### SUPPLIED TEXT:
########################################
1-4. At that time the user can reload the connector onto the
carriage with a second housing opening aligned with the throat of
the jaws. The first wire can be flexed slightly to overlie one of
the jaws. A second wire is then loaded in the throat and the
advancing stroke of the air cylinder repeats to insert the second
wire as described above. A similar retraction stroke occurs after
insertion of the second wire. If need be third (or more) wires are
similarly inserted. It can be seen that all the operator has to do
is position the connector and wires on the tool bed and activate
the air cylinder. The pinching and advancing of the wire is then
performed by the tool and the repetitive stresses on the operator
are eliminated.
[0030] An alternate embodiment of the wire insertion tool is shown
generally at 70 in FIGS. 11-18. This embodiment is a hand-held,
hand-actuated, pistol-grip unit. Tool 70 has a two-piece housing
that includes a generally hollow case 72 and a matching cover 74.
########################################
### TASKS:
A – In the wire insertion tool passage: (i) What does the operator have to do? (ii) What kind of unit is the alternate embodiment? (iii) What two parts make up the housing of tool 70?
B – Extend the wire insertion tool passage, picking up after its final sentence.

### AVAILABLE DATA:
########################################
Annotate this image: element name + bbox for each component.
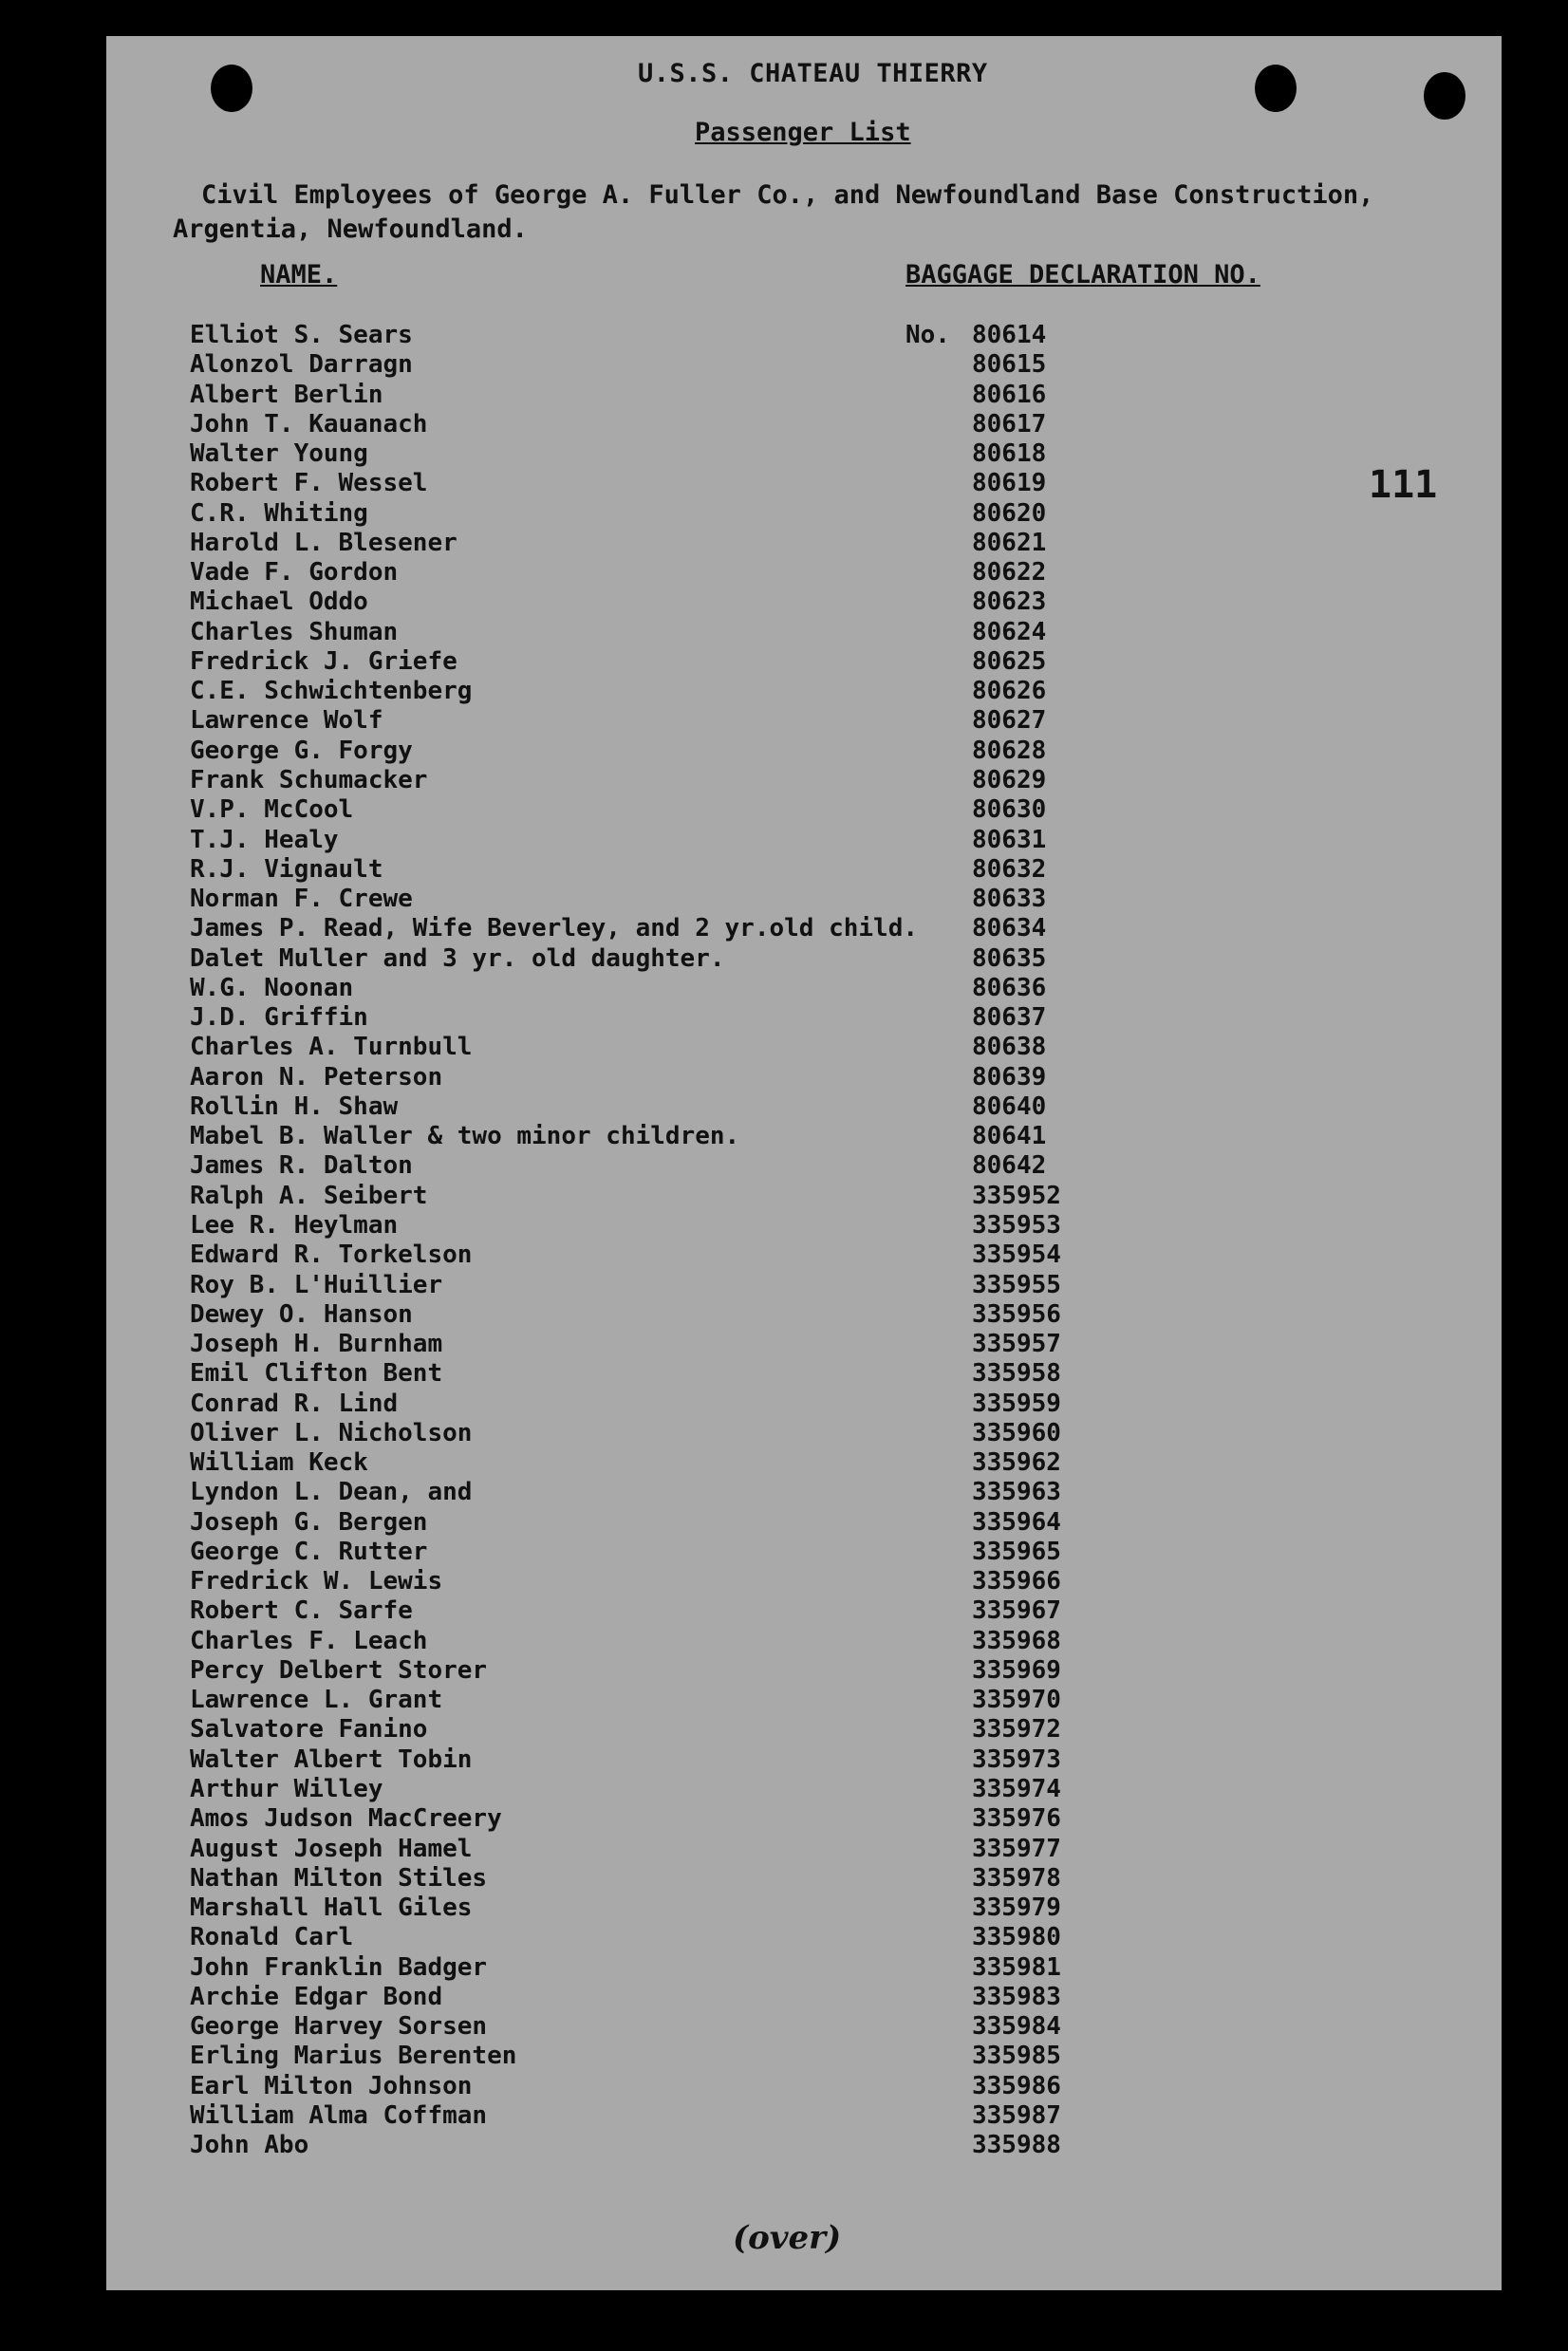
########################################
### REPLIES:
A –
(i) Position the connector and wires on the tool bed and activate the air cylinder.
(ii) A hand-held, hand-actuated, pistol-grip unit.
(iii) A generally hollow case 72 and a matching cover 74.

B –
FIGS. 15-17 illustrate that the case 72 has a side wall 76 which
includes an extension 78. At the top of the extension there is a
transversely-extending platform 80 which has an L-shaped channel 82
(FIG. 16) formed therein. This channel receives a foot of a
carriage as will be explained below. The edges of the platform 80
are bounded in front by an upstanding transverse rail 84 and on the
outside, i.e., the right side as seen in FIG. 13, by an upstanding
longitudinal rail 86. The outside end of transverse rail 84 joins
the front end of longitudinal rail 86. The rear end of rail 86
joins a transverse shoulder 88 (FIG. 16) which defines a slot
between it and the platform 80 for receiving a lip of a carriage as
will be explained later.
[0031] The case 72 further includes a top wall 90 which is
perpendicular to the side wall 76 and extends from the shoulder 88
to a rear end wall 92. The rear end wall 92 curves to merge with a
back perimeter wall 94. The back perimeter wall 94 in turn joins a
bottom perimeter wall 96 that connects to a front perimeter wall
98. As is the case with the top and rear walls, the back, bottom
and front perimeter walls 94, 96 and 98 are all perpendicular to
the side wall 76. Together with the lower portion of the side wall
76 the perimeter walls form a handle 100.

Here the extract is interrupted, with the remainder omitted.